- **Input records**:
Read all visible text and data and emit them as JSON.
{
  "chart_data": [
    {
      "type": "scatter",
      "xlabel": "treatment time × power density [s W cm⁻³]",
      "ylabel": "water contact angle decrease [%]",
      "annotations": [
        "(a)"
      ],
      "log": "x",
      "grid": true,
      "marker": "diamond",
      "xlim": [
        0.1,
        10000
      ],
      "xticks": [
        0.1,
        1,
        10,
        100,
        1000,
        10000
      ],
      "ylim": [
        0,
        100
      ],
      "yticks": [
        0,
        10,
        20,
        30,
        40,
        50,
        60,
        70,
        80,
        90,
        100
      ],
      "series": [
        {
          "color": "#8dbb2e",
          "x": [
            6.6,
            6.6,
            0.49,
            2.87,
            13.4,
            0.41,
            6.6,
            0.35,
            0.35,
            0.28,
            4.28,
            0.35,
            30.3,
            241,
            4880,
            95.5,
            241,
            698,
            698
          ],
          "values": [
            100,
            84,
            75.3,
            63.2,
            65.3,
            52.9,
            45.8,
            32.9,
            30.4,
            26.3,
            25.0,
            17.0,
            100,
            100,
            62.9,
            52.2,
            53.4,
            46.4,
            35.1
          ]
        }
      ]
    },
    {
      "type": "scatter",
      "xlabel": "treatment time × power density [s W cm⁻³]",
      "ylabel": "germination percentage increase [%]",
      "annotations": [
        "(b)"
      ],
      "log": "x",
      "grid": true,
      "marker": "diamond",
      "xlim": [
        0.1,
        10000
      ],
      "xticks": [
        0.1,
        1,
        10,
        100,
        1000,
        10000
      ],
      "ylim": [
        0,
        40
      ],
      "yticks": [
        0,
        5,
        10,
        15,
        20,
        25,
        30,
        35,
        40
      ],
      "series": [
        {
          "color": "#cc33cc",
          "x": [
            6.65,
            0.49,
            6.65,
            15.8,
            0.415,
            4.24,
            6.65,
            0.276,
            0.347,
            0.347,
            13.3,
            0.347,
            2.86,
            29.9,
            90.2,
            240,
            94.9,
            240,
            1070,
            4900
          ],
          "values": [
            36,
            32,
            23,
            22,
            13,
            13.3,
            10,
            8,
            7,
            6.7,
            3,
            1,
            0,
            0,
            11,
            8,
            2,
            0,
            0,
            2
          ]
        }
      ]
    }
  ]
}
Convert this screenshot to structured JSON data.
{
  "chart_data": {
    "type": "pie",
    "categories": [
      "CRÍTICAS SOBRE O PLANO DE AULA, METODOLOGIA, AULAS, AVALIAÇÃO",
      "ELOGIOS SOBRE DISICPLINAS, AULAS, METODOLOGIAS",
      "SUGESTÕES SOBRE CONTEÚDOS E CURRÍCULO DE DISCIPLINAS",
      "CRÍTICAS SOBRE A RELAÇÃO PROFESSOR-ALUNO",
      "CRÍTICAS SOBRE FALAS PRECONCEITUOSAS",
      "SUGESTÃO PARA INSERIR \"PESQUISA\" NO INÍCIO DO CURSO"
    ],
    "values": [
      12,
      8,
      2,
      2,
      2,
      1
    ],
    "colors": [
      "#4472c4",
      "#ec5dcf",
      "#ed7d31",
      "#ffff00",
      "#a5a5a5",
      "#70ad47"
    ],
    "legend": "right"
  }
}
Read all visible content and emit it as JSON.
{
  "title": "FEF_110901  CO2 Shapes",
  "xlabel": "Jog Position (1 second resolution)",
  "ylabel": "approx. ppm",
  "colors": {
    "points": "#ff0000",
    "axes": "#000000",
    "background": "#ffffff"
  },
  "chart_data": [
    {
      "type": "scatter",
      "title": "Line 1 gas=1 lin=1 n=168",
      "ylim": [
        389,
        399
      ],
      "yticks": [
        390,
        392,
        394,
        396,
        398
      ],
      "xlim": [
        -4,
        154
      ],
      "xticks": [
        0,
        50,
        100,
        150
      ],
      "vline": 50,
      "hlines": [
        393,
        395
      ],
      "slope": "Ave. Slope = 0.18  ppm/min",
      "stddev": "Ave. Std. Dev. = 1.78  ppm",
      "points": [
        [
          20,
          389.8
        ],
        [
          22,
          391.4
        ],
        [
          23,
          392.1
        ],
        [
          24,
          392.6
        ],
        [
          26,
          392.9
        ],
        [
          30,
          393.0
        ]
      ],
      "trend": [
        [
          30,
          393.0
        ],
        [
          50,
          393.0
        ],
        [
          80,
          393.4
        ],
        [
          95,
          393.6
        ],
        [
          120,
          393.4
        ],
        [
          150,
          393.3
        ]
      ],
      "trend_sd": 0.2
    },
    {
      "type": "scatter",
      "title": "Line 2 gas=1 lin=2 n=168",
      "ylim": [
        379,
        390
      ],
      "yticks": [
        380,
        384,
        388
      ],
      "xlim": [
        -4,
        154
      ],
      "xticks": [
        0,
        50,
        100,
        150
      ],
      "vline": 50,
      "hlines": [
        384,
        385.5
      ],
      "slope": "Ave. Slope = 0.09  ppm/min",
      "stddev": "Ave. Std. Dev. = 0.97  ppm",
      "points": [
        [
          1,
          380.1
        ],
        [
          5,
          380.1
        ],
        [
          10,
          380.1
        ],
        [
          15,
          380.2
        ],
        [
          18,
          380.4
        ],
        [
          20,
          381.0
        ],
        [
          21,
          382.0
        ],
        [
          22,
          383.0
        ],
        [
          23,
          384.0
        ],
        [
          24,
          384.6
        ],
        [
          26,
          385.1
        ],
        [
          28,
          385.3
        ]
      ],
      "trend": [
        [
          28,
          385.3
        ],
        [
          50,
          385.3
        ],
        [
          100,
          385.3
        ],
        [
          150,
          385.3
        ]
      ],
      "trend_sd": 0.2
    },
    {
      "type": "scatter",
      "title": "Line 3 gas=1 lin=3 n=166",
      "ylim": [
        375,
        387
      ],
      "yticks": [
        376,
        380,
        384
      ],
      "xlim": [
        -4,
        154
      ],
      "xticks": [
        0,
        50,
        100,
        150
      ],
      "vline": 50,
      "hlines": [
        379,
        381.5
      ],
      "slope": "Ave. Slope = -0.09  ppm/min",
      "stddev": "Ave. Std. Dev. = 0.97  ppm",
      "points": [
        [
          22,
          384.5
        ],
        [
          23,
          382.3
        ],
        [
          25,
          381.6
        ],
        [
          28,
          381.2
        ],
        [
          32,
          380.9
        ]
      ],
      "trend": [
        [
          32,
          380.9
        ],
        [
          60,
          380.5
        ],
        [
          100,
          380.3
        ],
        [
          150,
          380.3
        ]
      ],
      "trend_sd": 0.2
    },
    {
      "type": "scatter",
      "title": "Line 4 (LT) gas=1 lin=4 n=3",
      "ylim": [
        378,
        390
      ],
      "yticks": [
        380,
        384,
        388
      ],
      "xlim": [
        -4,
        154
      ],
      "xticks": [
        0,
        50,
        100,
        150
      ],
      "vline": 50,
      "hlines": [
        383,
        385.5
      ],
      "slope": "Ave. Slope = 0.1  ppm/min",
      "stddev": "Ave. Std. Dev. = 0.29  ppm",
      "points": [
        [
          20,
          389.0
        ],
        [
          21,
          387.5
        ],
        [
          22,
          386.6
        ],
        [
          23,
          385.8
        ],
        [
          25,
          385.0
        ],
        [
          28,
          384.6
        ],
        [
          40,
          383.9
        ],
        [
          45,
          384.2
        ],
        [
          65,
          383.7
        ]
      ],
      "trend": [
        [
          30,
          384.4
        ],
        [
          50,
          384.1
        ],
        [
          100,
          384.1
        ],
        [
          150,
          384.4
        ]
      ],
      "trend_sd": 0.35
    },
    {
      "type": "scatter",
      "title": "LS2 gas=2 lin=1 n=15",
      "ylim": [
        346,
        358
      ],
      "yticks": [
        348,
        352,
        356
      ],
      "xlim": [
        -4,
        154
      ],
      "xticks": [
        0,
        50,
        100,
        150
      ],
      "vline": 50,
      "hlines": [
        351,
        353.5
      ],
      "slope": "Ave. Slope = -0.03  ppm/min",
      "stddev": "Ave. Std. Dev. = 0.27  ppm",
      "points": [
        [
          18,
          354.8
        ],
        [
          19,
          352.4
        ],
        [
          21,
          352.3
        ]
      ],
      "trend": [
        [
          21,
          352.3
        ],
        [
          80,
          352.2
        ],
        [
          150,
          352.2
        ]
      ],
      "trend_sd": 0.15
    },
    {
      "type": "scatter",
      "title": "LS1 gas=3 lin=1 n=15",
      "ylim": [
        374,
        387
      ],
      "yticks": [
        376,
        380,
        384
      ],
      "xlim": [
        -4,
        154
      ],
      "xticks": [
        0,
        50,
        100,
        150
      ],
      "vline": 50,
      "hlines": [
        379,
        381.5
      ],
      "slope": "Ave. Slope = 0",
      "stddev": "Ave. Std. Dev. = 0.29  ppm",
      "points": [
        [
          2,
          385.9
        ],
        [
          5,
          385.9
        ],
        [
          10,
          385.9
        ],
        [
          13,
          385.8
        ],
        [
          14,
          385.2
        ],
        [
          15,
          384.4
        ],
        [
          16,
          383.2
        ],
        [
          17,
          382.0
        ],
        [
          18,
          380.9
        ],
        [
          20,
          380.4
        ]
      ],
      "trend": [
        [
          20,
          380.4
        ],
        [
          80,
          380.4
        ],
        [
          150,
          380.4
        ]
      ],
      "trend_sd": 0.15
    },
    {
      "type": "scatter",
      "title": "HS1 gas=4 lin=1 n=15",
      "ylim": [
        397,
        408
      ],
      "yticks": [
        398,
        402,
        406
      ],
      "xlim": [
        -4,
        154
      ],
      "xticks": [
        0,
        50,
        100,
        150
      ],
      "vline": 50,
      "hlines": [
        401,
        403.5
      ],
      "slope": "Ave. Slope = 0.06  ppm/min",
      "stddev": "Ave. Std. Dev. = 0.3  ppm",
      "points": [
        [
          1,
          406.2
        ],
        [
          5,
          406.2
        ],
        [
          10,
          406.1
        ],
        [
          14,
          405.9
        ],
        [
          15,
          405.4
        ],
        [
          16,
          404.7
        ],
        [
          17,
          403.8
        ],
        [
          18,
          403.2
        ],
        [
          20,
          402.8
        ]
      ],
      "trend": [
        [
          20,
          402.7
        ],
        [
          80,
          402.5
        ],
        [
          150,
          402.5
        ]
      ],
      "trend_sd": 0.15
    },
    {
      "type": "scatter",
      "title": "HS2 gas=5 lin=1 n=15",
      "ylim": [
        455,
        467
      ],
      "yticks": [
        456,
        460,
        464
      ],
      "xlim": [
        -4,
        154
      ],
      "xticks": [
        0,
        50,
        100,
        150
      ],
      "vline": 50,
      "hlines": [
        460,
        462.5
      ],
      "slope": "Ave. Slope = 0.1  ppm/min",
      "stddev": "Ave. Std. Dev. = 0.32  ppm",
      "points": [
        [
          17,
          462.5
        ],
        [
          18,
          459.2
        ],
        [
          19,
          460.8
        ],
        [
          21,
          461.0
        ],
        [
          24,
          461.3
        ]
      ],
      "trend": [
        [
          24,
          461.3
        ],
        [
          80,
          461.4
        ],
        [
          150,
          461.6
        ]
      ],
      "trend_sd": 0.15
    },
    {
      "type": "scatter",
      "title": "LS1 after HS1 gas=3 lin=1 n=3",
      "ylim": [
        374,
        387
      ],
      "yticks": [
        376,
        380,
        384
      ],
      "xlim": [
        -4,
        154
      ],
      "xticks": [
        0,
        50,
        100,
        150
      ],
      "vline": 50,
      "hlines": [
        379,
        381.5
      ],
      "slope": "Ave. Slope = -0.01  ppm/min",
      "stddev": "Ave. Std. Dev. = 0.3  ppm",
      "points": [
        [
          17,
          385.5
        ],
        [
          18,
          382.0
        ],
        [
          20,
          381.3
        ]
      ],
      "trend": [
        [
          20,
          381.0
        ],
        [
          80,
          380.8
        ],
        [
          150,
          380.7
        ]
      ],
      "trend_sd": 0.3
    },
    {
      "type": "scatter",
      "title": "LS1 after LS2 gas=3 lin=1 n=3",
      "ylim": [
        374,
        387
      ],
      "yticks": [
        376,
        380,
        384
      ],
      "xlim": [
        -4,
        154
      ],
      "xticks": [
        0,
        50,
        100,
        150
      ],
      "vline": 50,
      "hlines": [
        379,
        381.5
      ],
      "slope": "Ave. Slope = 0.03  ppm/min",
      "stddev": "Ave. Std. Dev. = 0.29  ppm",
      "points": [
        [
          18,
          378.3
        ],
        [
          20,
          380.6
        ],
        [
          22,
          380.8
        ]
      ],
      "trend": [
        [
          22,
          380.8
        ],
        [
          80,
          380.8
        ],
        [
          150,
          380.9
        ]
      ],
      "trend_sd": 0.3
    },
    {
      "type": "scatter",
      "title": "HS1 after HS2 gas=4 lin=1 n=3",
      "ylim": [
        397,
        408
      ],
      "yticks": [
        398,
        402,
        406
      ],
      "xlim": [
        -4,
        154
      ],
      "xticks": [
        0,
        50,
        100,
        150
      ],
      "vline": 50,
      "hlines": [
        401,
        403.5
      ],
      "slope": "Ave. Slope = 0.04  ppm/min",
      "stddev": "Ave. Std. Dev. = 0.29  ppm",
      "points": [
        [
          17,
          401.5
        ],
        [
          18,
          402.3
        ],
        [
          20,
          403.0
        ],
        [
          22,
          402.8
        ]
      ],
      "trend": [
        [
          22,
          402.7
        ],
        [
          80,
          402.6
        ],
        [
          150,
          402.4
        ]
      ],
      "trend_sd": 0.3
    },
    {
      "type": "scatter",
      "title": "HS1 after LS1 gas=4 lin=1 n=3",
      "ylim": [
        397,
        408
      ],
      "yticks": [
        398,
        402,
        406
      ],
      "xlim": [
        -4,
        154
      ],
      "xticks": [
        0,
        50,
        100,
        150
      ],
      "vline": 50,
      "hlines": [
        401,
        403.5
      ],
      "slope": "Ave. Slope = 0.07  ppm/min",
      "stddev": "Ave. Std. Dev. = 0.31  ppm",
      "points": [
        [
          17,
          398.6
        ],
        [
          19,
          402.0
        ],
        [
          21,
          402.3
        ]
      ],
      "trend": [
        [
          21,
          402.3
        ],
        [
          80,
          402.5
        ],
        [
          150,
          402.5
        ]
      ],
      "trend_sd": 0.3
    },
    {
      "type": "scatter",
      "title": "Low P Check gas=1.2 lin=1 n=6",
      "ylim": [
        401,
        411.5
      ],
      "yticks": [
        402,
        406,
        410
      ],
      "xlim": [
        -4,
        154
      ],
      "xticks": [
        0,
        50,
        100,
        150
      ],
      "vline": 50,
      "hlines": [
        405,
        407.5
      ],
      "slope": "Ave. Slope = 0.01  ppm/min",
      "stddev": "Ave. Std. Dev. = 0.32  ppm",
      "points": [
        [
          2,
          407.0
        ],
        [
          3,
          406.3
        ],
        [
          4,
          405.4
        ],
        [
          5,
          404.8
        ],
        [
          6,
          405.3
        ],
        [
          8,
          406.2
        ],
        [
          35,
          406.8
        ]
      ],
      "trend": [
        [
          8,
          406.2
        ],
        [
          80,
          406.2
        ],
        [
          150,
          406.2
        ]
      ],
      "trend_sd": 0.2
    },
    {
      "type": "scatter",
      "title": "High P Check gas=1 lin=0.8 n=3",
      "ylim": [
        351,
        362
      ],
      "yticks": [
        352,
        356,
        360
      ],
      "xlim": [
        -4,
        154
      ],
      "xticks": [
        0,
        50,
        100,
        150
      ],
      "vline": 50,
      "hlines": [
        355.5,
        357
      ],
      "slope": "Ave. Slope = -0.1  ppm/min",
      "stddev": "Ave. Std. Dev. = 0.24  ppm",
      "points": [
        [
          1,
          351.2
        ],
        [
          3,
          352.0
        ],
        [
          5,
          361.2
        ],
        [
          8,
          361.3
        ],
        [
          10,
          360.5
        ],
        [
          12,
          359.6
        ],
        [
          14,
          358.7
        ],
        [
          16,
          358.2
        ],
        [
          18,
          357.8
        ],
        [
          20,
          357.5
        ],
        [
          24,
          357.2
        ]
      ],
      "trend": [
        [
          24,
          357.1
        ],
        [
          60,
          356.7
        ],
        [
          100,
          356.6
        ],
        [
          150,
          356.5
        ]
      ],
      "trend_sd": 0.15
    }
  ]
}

- **Task statement**: Spot every line that holds "Check" and copy it.

- **Answer to the task**:
      "title": "Low P Check gas=1.2 lin=1 n=6",
      "title": "High P Check gas=1 lin=0.8 n=3",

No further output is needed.